Information shown -
_ _ _

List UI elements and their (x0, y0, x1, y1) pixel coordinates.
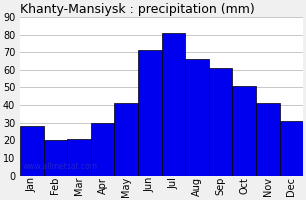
Text: www.allmetsat.com: www.allmetsat.com (23, 162, 98, 171)
Bar (233, 86, 256, 176)
Bar (44, 140, 67, 176)
Bar (256, 103, 280, 176)
Bar (162, 33, 185, 176)
Bar (114, 103, 138, 176)
Bar (209, 68, 233, 176)
Bar (67, 139, 91, 176)
Bar (280, 121, 303, 176)
Bar (91, 123, 114, 176)
Bar (20, 126, 44, 176)
Text: Khanty-Mansiysk : precipitation (mm): Khanty-Mansiysk : precipitation (mm) (20, 3, 255, 16)
Bar (185, 59, 209, 176)
Bar (138, 50, 162, 176)
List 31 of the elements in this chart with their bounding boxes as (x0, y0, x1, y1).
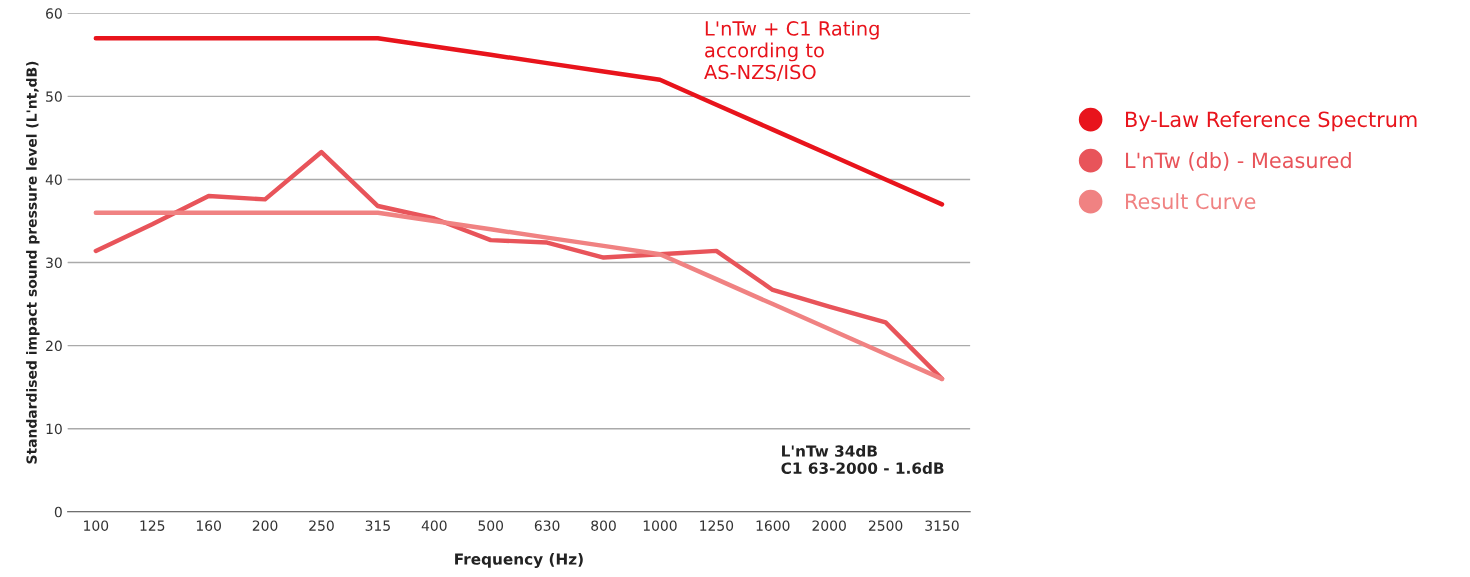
x-tick-label: 400 (421, 520, 447, 531)
y-axis-title: Standardised impact sound pressure level (L'nt,dB) (26, 61, 40, 464)
x-tick-label: 160 (196, 520, 221, 531)
x-tick-label: 500 (478, 520, 504, 531)
y-tick-label: 30 (46, 257, 62, 269)
y-tick-label: 20 (46, 340, 62, 352)
annotation: L'nTw + C1 Rating according to AS-NZS/ISO (704, 20, 879, 81)
legend-label: L'nTw (db) - Measured (1126, 152, 1351, 171)
x-tick-label: 630 (534, 520, 560, 531)
x-tick-label: 800 (591, 520, 616, 531)
x-tick-label: 2000 (812, 520, 846, 531)
x-tick-label: 1250 (700, 520, 734, 531)
x-tick-label: 1600 (756, 520, 790, 531)
legend-label: By-Law Reference Spectrum (1126, 111, 1417, 132)
y-tick-label: 10 (46, 423, 62, 435)
x-tick-label: 250 (309, 520, 334, 531)
y-tick-label: 0 (54, 506, 62, 518)
legend-label: Result Curve (1126, 193, 1256, 210)
y-tick-label: 50 (46, 91, 62, 102)
x-tick-label: 315 (365, 520, 390, 531)
y-tick-label: 40 (45, 174, 62, 185)
x-tick-label: 2500 (868, 520, 903, 531)
x-tick-label: 125 (140, 520, 165, 531)
x-tick-label: 200 (252, 520, 278, 531)
y-tick-label: 60 (46, 8, 62, 19)
x-tick-label: 1000 (643, 520, 677, 531)
line-series (93, 210, 945, 382)
x-tick-label: 3150 (925, 520, 959, 531)
annotation: L'nTw 34dB C1 63-2000 - 1.6dB (781, 445, 944, 474)
x-tick-label: 100 (84, 520, 109, 531)
x-axis-title: Frequency (Hz) (455, 553, 583, 568)
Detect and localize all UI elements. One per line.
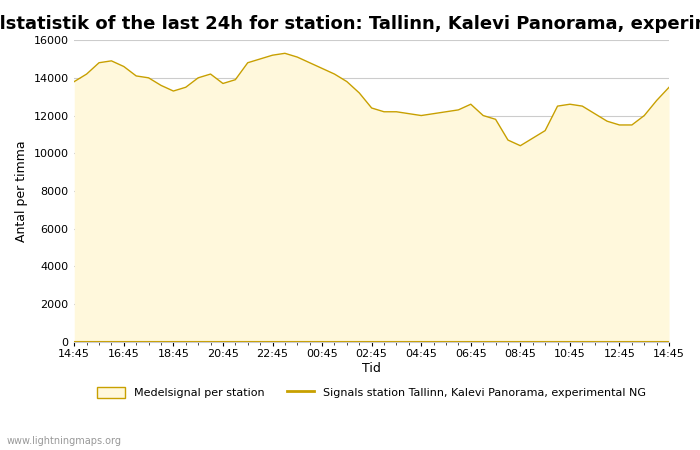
Y-axis label: Antal per timma: Antal per timma [15, 140, 28, 242]
Title: Signalstatistik of the last 24h for station: Tallinn, Kalevi Panorama, experimen: Signalstatistik of the last 24h for stat… [0, 15, 700, 33]
X-axis label: Tid: Tid [362, 361, 381, 374]
Text: www.lightningmaps.org: www.lightningmaps.org [7, 436, 122, 446]
Legend: Medelsignal per station, Signals station Tallinn, Kalevi Panorama, experimental : Medelsignal per station, Signals station… [92, 382, 651, 403]
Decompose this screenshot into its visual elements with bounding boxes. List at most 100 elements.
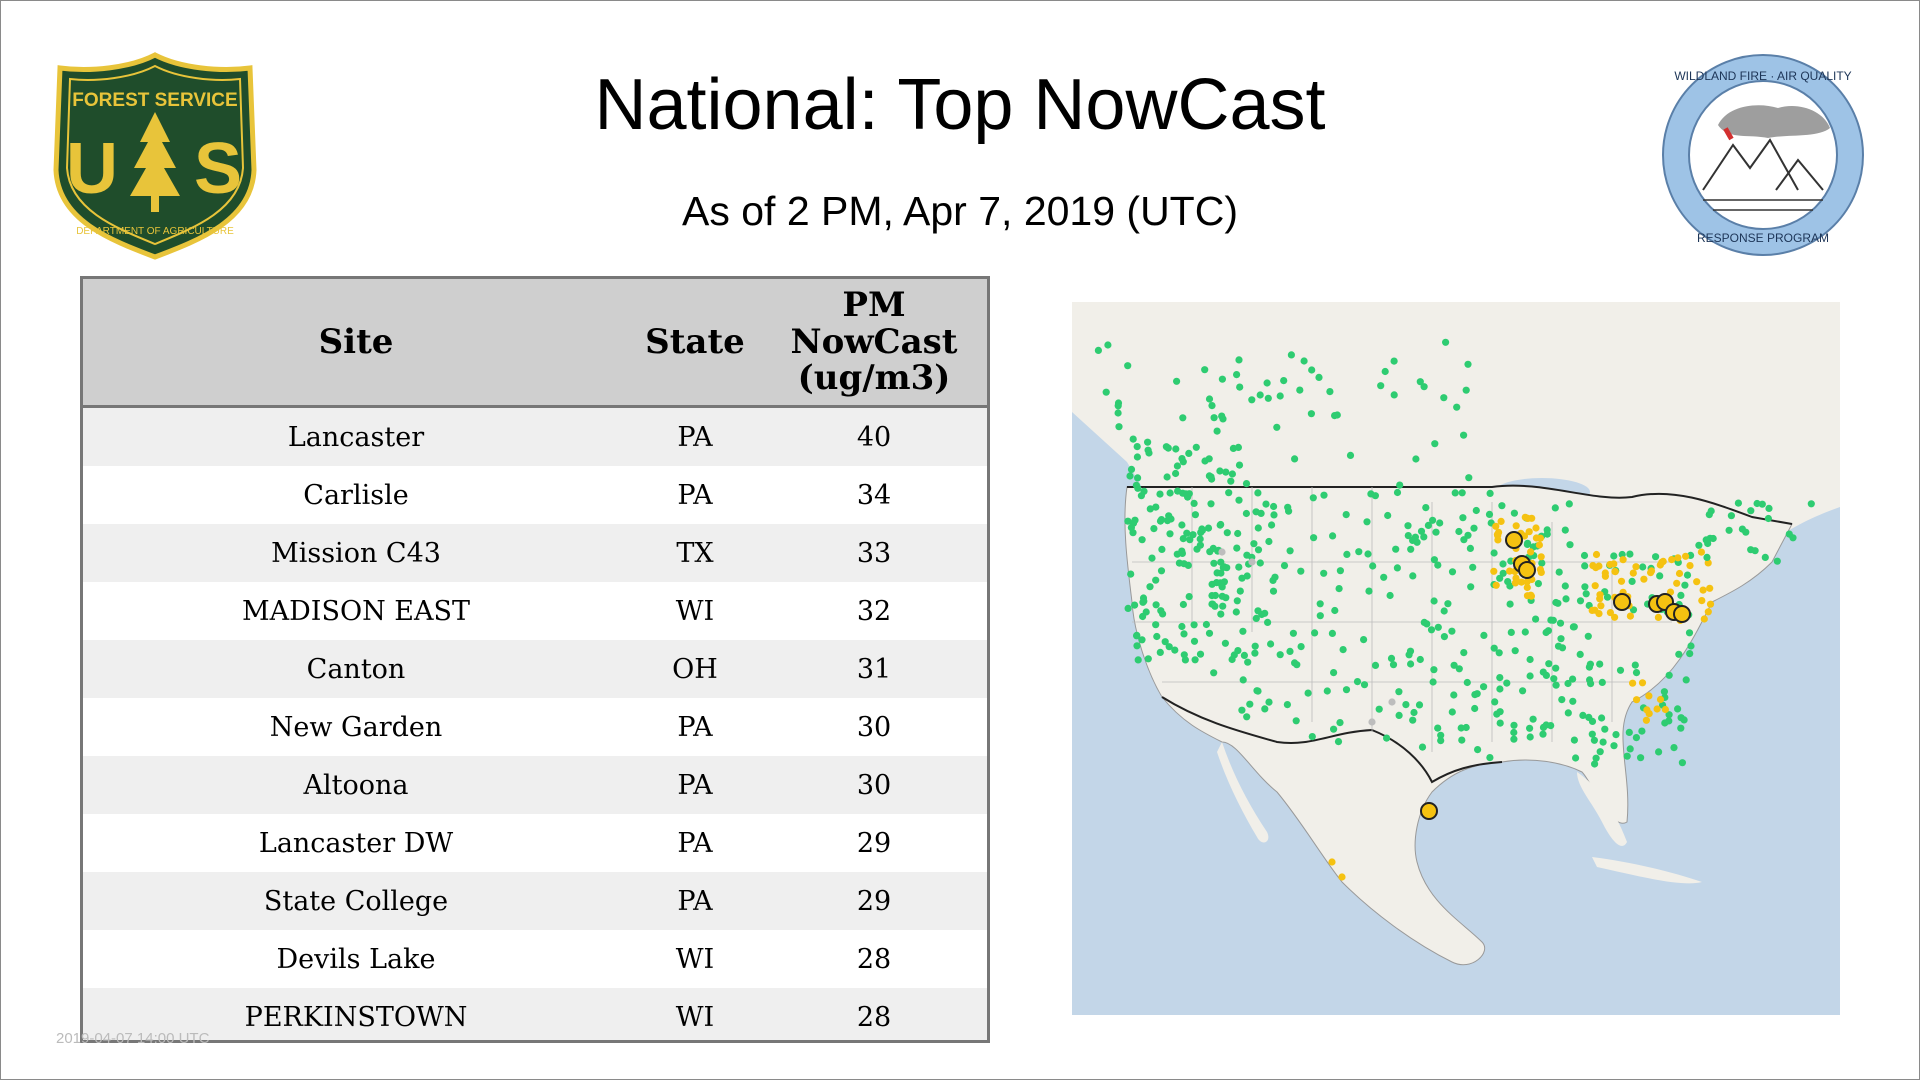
station-dot (1558, 644, 1567, 652)
station-dot (1251, 642, 1259, 650)
station-dot (1557, 635, 1565, 643)
station-dot (1448, 568, 1457, 576)
station-dot (1497, 517, 1505, 525)
station-dot (1242, 509, 1250, 518)
station-dot (1179, 535, 1187, 543)
state-cell: PA (629, 698, 761, 756)
station-dot (1652, 553, 1660, 561)
station-dot (1464, 360, 1472, 368)
svg-text:DEPARTMENT OF AGRICULTURE: DEPARTMENT OF AGRICULTURE (76, 226, 234, 237)
site-cell: New Garden (83, 698, 629, 756)
station-dot (1127, 570, 1135, 578)
station-dot (1450, 691, 1458, 699)
station-dot (1585, 663, 1593, 671)
station-dot (1393, 564, 1401, 572)
station-dot (1537, 553, 1545, 561)
station-dot (1310, 534, 1318, 542)
station-dot (1656, 695, 1665, 704)
station-dot (1532, 615, 1540, 623)
station-dot (1506, 567, 1514, 575)
station-dot (1133, 443, 1141, 451)
station-dot (1283, 701, 1291, 709)
station-dot (1457, 724, 1465, 732)
station-dot (1413, 538, 1421, 546)
station-dot (1134, 474, 1142, 482)
station-dot (1677, 591, 1685, 599)
station-dot (1210, 669, 1218, 677)
svg-text:U: U (66, 129, 118, 209)
header-pm-line1: PM (842, 284, 906, 325)
station-dot (1415, 701, 1424, 709)
station-dot (1706, 600, 1715, 608)
station-dot (1632, 563, 1640, 571)
top-site-markers (1420, 531, 1691, 820)
station-dot (1184, 493, 1192, 501)
station-dot (1496, 685, 1504, 693)
station-dot (1612, 731, 1620, 739)
station-dot (1114, 409, 1122, 417)
station-dot (1584, 632, 1592, 640)
station-dot (1629, 569, 1637, 577)
station-dot (1675, 569, 1684, 578)
station-dot (1256, 559, 1264, 567)
station-dot (1462, 386, 1470, 394)
station-dot (1485, 510, 1494, 518)
station-dot (1661, 705, 1669, 714)
station-dot (1539, 723, 1548, 731)
station-dot (1682, 552, 1690, 560)
pm-cell: 30 (761, 756, 987, 814)
station-dot (1542, 628, 1550, 637)
site-cell: Lancaster (83, 406, 629, 466)
station-dot (1262, 500, 1270, 508)
station-dot (1166, 489, 1174, 497)
station-dot (1450, 661, 1458, 669)
station-dot (1473, 690, 1481, 698)
station-dot (1292, 717, 1300, 725)
station-dot (1653, 705, 1661, 713)
station-dot (1300, 357, 1308, 365)
station-dot (1417, 527, 1426, 535)
station-dot (1129, 435, 1137, 443)
table-row: Carlisle PA 34 (83, 466, 987, 524)
station-dot (1250, 540, 1258, 548)
station-dot (1360, 636, 1368, 644)
station-dot (1527, 548, 1535, 556)
station-dot (1180, 630, 1188, 638)
station-dot (1496, 574, 1504, 582)
station-dot (1343, 550, 1351, 558)
station-dot (1631, 661, 1639, 669)
station-dot (1254, 607, 1262, 615)
station-dot (1280, 562, 1289, 570)
state-cell: PA (629, 756, 761, 814)
map-land-north (1692, 302, 1840, 367)
station-dot (1704, 608, 1712, 616)
station-dot (1243, 572, 1251, 580)
station-dot (1467, 583, 1475, 591)
station-dot (1422, 504, 1430, 512)
station-dot (1699, 586, 1707, 594)
station-dot (1179, 600, 1187, 609)
station-dot (1218, 592, 1226, 600)
station-dot (1218, 375, 1226, 383)
station-dot (1658, 558, 1666, 566)
station-dot (1338, 873, 1346, 881)
station-dot (1665, 711, 1673, 719)
station-dot (1144, 446, 1152, 454)
station-dot (1127, 524, 1135, 532)
map-state-lines (1132, 487, 1672, 752)
station-dot (1656, 572, 1664, 580)
station-dot (1569, 697, 1577, 705)
station-dot (1440, 607, 1448, 615)
state-cell: TX (629, 524, 761, 582)
station-dot (1496, 719, 1504, 727)
station-dot (1459, 514, 1467, 522)
station-dot (1674, 554, 1682, 562)
page-title: National: Top NowCast (594, 65, 1326, 145)
station-dot (1180, 560, 1188, 568)
station-dot (1668, 556, 1676, 564)
station-dot (1267, 640, 1275, 648)
station-dot (1599, 738, 1607, 746)
station-dot (1430, 666, 1438, 674)
station-dot (1329, 532, 1337, 540)
station-dot (1437, 737, 1445, 745)
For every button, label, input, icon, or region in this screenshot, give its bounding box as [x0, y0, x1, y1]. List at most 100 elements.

_ _ _

Reproduce every line of the material above verbatim, leaving out the pictures.

List UI elements and their (x0, y0, x1, y1) pixel coordinates.
Text: www.allmetsat.com: www.allmetsat.com (23, 162, 98, 171)
Bar (233, 86, 256, 176)
Bar (44, 140, 67, 176)
Bar (256, 103, 280, 176)
Bar (162, 33, 185, 176)
Bar (114, 103, 138, 176)
Bar (209, 68, 233, 176)
Bar (67, 139, 91, 176)
Bar (280, 121, 303, 176)
Bar (91, 123, 114, 176)
Bar (20, 126, 44, 176)
Text: Khanty-Mansiysk : precipitation (mm): Khanty-Mansiysk : precipitation (mm) (20, 3, 255, 16)
Bar (185, 59, 209, 176)
Bar (138, 50, 162, 176)
List 31 of the elements in this chart with their bounding boxes as (x0, y0, x1, y1).
x-tick-label: 400 (421, 520, 447, 531)
y-axis-title: Standardised impact sound pressure level (L'nt,dB) (26, 61, 40, 464)
x-tick-label: 160 (196, 520, 221, 531)
x-tick-label: 500 (478, 520, 504, 531)
y-tick-label: 30 (46, 257, 62, 269)
y-tick-label: 20 (46, 340, 62, 352)
annotation: L'nTw + C1 Rating according to AS-NZS/ISO (704, 20, 879, 81)
legend-label: L'nTw (db) - Measured (1126, 152, 1351, 171)
x-tick-label: 630 (534, 520, 560, 531)
x-tick-label: 800 (591, 520, 616, 531)
x-tick-label: 2000 (812, 520, 846, 531)
x-tick-label: 1250 (700, 520, 734, 531)
x-tick-label: 1600 (756, 520, 790, 531)
legend-label: By-Law Reference Spectrum (1126, 111, 1417, 132)
y-tick-label: 10 (46, 423, 62, 435)
x-tick-label: 250 (309, 520, 334, 531)
y-tick-label: 0 (54, 506, 62, 518)
legend-label: Result Curve (1126, 193, 1256, 210)
y-tick-label: 50 (46, 91, 62, 102)
x-tick-label: 315 (365, 520, 390, 531)
y-tick-label: 40 (45, 174, 62, 185)
x-tick-label: 2500 (868, 520, 903, 531)
x-tick-label: 125 (140, 520, 165, 531)
x-tick-label: 200 (252, 520, 278, 531)
y-tick-label: 60 (46, 8, 62, 19)
x-tick-label: 1000 (643, 520, 677, 531)
line-series (93, 210, 945, 382)
x-tick-label: 3150 (925, 520, 959, 531)
annotation: L'nTw 34dB C1 63-2000 - 1.6dB (781, 445, 944, 474)
x-tick-label: 100 (84, 520, 109, 531)
x-axis-title: Frequency (Hz) (455, 553, 583, 568)
Detect and localize all UI elements. One per line.
Y-axis label: Antal per timma: Antal per timma [15, 140, 28, 242]
Title: Signalstatistik of the last 24h for station: Tallinn, Kalevi Panorama, experimen: Signalstatistik of the last 24h for stat… [0, 15, 700, 33]
X-axis label: Tid: Tid [362, 361, 381, 374]
Text: www.lightningmaps.org: www.lightningmaps.org [7, 436, 122, 446]
Legend: Medelsignal per station, Signals station Tallinn, Kalevi Panorama, experimental : Medelsignal per station, Signals station… [92, 382, 651, 403]
Decompose this screenshot into its visual elements with bounding boxes. List at most 100 elements.
station-dot (1558, 644, 1567, 652)
station-dot (1251, 642, 1259, 650)
station-dot (1557, 635, 1565, 643)
station-dot (1448, 568, 1457, 576)
station-dot (1497, 517, 1505, 525)
station-dot (1242, 509, 1250, 518)
station-dot (1179, 535, 1187, 543)
state-cell: PA (629, 698, 761, 756)
station-dot (1652, 553, 1660, 561)
station-dot (1464, 360, 1472, 368)
svg-text:DEPARTMENT OF AGRICULTURE: DEPARTMENT OF AGRICULTURE (76, 226, 234, 237)
site-cell: New Garden (83, 698, 629, 756)
station-dot (1127, 570, 1135, 578)
station-dot (1450, 691, 1458, 699)
station-dot (1585, 663, 1593, 671)
station-dot (1393, 564, 1401, 572)
station-dot (1537, 553, 1545, 561)
station-dot (1310, 534, 1318, 542)
station-dot (1656, 695, 1665, 704)
station-dot (1532, 615, 1540, 623)
station-dot (1506, 567, 1514, 575)
station-dot (1133, 443, 1141, 451)
station-dot (1283, 701, 1291, 709)
station-dot (1457, 724, 1465, 732)
station-dot (1413, 538, 1421, 546)
station-dot (1134, 474, 1142, 482)
station-dot (1677, 591, 1685, 599)
station-dot (1210, 669, 1218, 677)
svg-text:U: U (66, 129, 118, 209)
header-pm-line1: PM (842, 284, 906, 325)
station-dot (1415, 701, 1424, 709)
station-dot (1706, 600, 1715, 608)
station-dot (1632, 563, 1640, 571)
top-site-markers (1420, 531, 1691, 820)
station-dot (1184, 493, 1192, 501)
station-dot (1496, 685, 1504, 693)
station-dot (1612, 731, 1620, 739)
station-dot (1114, 409, 1122, 417)
station-dot (1584, 632, 1592, 640)
station-dot (1629, 569, 1637, 577)
station-dot (1675, 569, 1684, 578)
station-dot (1256, 559, 1264, 567)
station-dot (1462, 386, 1470, 394)
station-dot (1485, 510, 1494, 518)
station-dot (1661, 705, 1669, 714)
station-dot (1539, 723, 1548, 731)
station-dot (1682, 552, 1690, 560)
pm-cell: 30 (761, 756, 987, 814)
station-dot (1542, 628, 1550, 637)
site-cell: Lancaster (83, 406, 629, 466)
station-dot (1262, 500, 1270, 508)
station-dot (1166, 489, 1174, 497)
station-dot (1450, 661, 1458, 669)
station-dot (1473, 690, 1481, 698)
station-dot (1292, 717, 1300, 725)
station-dot (1653, 705, 1661, 713)
station-dot (1300, 357, 1308, 365)
station-dot (1417, 527, 1426, 535)
station-dot (1129, 435, 1137, 443)
table-row: Carlisle PA 34 (83, 466, 987, 524)
station-dot (1250, 540, 1258, 548)
station-dot (1360, 636, 1368, 644)
station-dot (1527, 548, 1535, 556)
station-dot (1180, 630, 1188, 638)
station-dot (1496, 574, 1504, 582)
station-dot (1343, 550, 1351, 558)
station-dot (1631, 661, 1639, 669)
station-dot (1254, 607, 1262, 615)
station-dot (1280, 562, 1289, 570)
state-cell: PA (629, 756, 761, 814)
map-land-north (1692, 302, 1840, 367)
station-dot (1704, 608, 1712, 616)
station-dot (1243, 572, 1251, 580)
station-dot (1467, 583, 1475, 591)
station-dot (1422, 504, 1430, 512)
station-dot (1699, 586, 1707, 594)
station-dot (1179, 600, 1187, 609)
station-dot (1218, 592, 1226, 600)
station-dot (1218, 375, 1226, 383)
station-dot (1658, 558, 1666, 566)
station-dot (1338, 873, 1346, 881)
station-dot (1665, 711, 1673, 719)
station-dot (1144, 446, 1152, 454)
station-dot (1127, 524, 1135, 532)
map-state-lines (1132, 487, 1672, 752)
station-dot (1656, 572, 1664, 580)
station-dot (1569, 697, 1577, 705)
station-dot (1440, 607, 1448, 615)
state-cell: TX (629, 524, 761, 582)
station-dot (1496, 719, 1504, 727)
station-dot (1459, 514, 1467, 522)
station-dot (1674, 554, 1682, 562)
page-title: National: Top NowCast (594, 65, 1326, 145)
station-dot (1180, 560, 1188, 568)
station-dot (1668, 556, 1676, 564)
station-dot (1267, 640, 1275, 648)
station-dot (1599, 738, 1607, 746)
station-dot (1430, 666, 1438, 674)
station-dot (1329, 532, 1337, 540)
station-dot (1437, 737, 1445, 745)
For every button, label, input, icon, or region in this screenshot, give its bounding box as [x0, y0, x1, y1]. List at most 100 elements.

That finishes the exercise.